>> Begin

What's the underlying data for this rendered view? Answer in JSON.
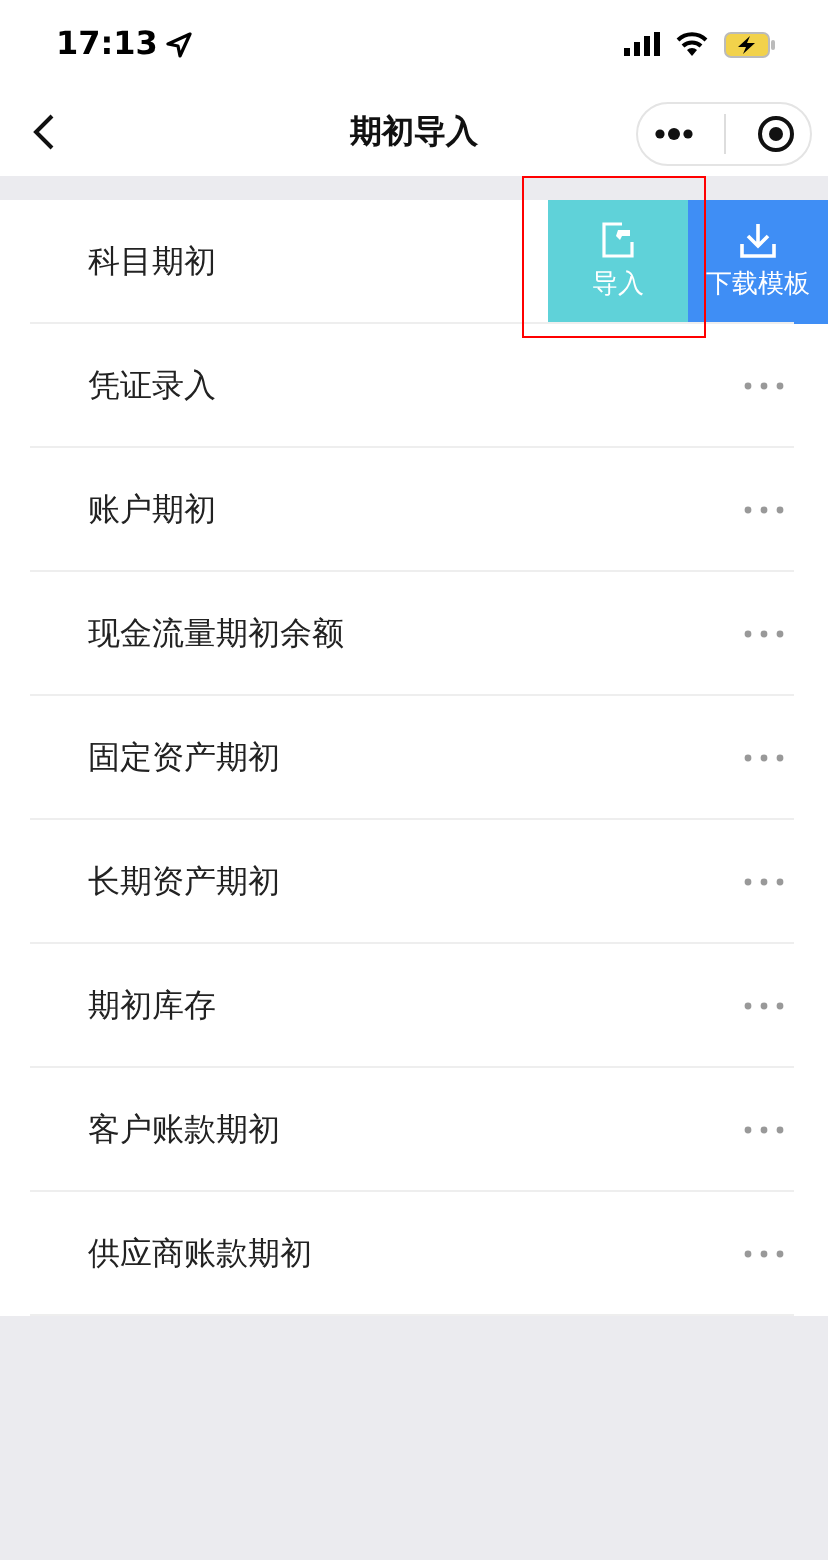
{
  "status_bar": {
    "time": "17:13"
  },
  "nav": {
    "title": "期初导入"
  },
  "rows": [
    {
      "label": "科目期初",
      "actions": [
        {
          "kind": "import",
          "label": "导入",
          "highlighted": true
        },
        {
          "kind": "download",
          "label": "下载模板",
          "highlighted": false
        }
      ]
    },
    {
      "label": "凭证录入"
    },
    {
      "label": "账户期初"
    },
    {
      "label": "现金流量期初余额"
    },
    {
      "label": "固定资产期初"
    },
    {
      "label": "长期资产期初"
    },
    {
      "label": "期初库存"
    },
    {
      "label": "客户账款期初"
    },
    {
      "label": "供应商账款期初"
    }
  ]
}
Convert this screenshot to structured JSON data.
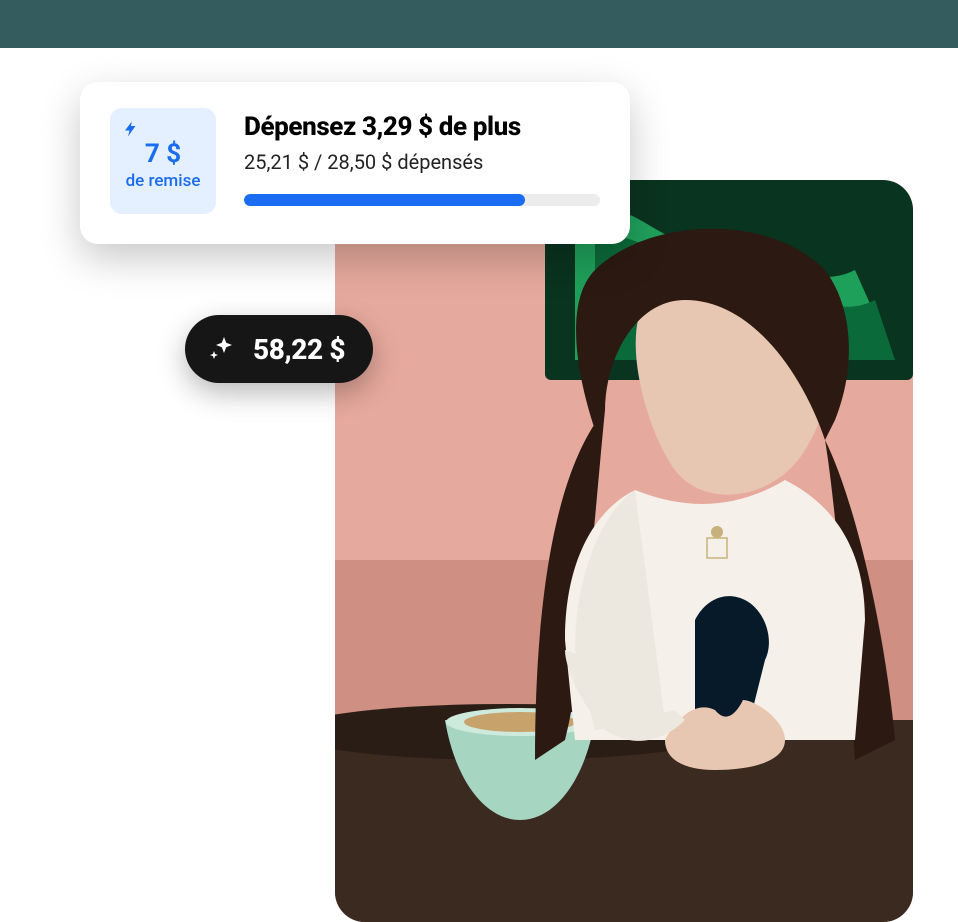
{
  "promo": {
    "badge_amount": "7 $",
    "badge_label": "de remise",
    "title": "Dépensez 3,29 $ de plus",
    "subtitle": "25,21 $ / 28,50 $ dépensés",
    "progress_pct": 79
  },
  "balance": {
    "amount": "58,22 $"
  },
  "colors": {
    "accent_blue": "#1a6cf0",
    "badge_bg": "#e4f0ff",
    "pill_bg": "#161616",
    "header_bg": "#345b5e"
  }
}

>> End
>> Begin

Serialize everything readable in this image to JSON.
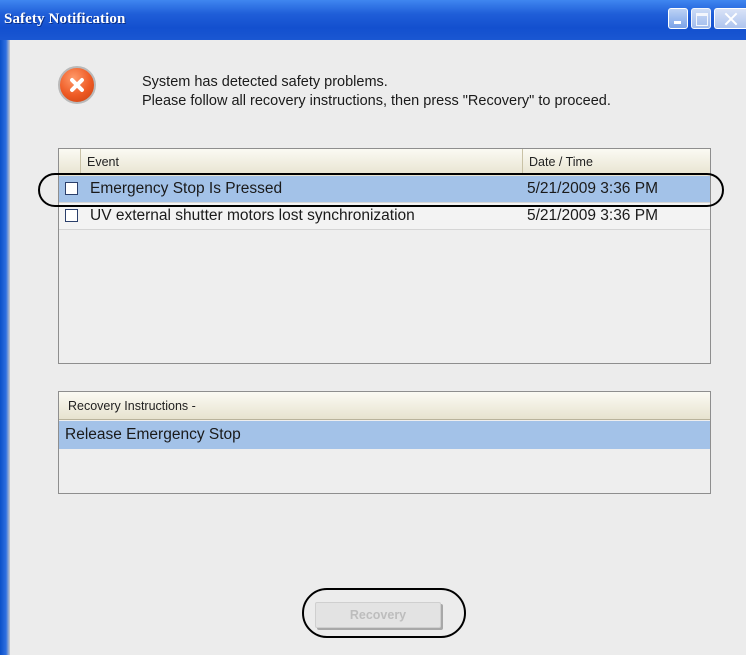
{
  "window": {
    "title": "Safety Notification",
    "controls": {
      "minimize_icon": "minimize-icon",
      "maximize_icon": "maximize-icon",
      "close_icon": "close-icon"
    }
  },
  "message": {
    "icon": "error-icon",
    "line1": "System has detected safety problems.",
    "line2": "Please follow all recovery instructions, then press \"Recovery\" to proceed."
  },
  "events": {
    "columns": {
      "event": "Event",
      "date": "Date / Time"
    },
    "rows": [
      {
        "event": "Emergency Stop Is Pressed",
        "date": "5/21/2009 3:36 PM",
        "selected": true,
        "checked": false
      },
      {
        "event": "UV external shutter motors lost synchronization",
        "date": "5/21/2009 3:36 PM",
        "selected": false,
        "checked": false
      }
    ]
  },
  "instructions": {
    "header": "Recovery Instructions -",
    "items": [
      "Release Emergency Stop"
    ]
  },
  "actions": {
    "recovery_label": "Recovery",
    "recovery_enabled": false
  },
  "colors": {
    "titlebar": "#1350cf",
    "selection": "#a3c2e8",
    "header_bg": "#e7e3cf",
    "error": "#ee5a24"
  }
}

>> End
>> Begin

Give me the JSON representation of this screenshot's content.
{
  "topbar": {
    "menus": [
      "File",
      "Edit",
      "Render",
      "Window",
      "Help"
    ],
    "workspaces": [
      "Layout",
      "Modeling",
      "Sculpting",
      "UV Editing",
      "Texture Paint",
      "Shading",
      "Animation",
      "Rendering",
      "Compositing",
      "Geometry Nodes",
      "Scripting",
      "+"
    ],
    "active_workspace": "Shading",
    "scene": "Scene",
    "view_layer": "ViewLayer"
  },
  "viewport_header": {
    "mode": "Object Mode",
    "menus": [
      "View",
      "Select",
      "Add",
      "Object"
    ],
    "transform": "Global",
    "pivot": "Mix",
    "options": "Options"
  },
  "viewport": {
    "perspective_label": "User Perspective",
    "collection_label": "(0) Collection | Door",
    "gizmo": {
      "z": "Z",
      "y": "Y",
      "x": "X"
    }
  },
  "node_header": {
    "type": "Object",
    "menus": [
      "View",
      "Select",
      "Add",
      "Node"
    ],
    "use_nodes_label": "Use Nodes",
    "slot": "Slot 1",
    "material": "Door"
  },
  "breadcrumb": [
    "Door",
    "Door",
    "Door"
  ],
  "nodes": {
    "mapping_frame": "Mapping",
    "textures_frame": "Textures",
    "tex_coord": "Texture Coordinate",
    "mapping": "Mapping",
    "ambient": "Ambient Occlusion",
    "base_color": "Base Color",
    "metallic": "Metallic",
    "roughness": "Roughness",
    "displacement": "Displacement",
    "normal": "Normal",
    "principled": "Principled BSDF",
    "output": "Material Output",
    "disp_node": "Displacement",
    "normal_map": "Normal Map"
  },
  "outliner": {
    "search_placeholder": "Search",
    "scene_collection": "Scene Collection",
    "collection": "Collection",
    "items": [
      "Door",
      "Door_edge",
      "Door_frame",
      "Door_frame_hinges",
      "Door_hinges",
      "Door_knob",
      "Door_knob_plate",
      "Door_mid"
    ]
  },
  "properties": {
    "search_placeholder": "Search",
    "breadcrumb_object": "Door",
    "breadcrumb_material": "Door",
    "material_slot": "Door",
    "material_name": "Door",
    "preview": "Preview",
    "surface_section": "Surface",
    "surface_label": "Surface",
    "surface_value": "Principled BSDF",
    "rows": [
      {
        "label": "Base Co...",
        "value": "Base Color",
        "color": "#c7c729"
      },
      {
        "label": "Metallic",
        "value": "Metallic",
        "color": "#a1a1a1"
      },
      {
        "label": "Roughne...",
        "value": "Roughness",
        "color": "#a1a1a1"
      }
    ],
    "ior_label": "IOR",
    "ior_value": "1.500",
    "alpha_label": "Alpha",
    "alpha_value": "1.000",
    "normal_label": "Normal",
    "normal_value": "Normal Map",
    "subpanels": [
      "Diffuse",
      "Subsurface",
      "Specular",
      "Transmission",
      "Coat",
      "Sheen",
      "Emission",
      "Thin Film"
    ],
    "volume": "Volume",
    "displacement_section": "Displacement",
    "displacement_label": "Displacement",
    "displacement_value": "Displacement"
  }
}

>> End

* [What is being asked]: Which lines in the records above contain the string "screenshot"? Copy each one.

* [The completed task]:
Convert this screenshot to structured JSON data.
Give me the JSON representation of this screenshot's content.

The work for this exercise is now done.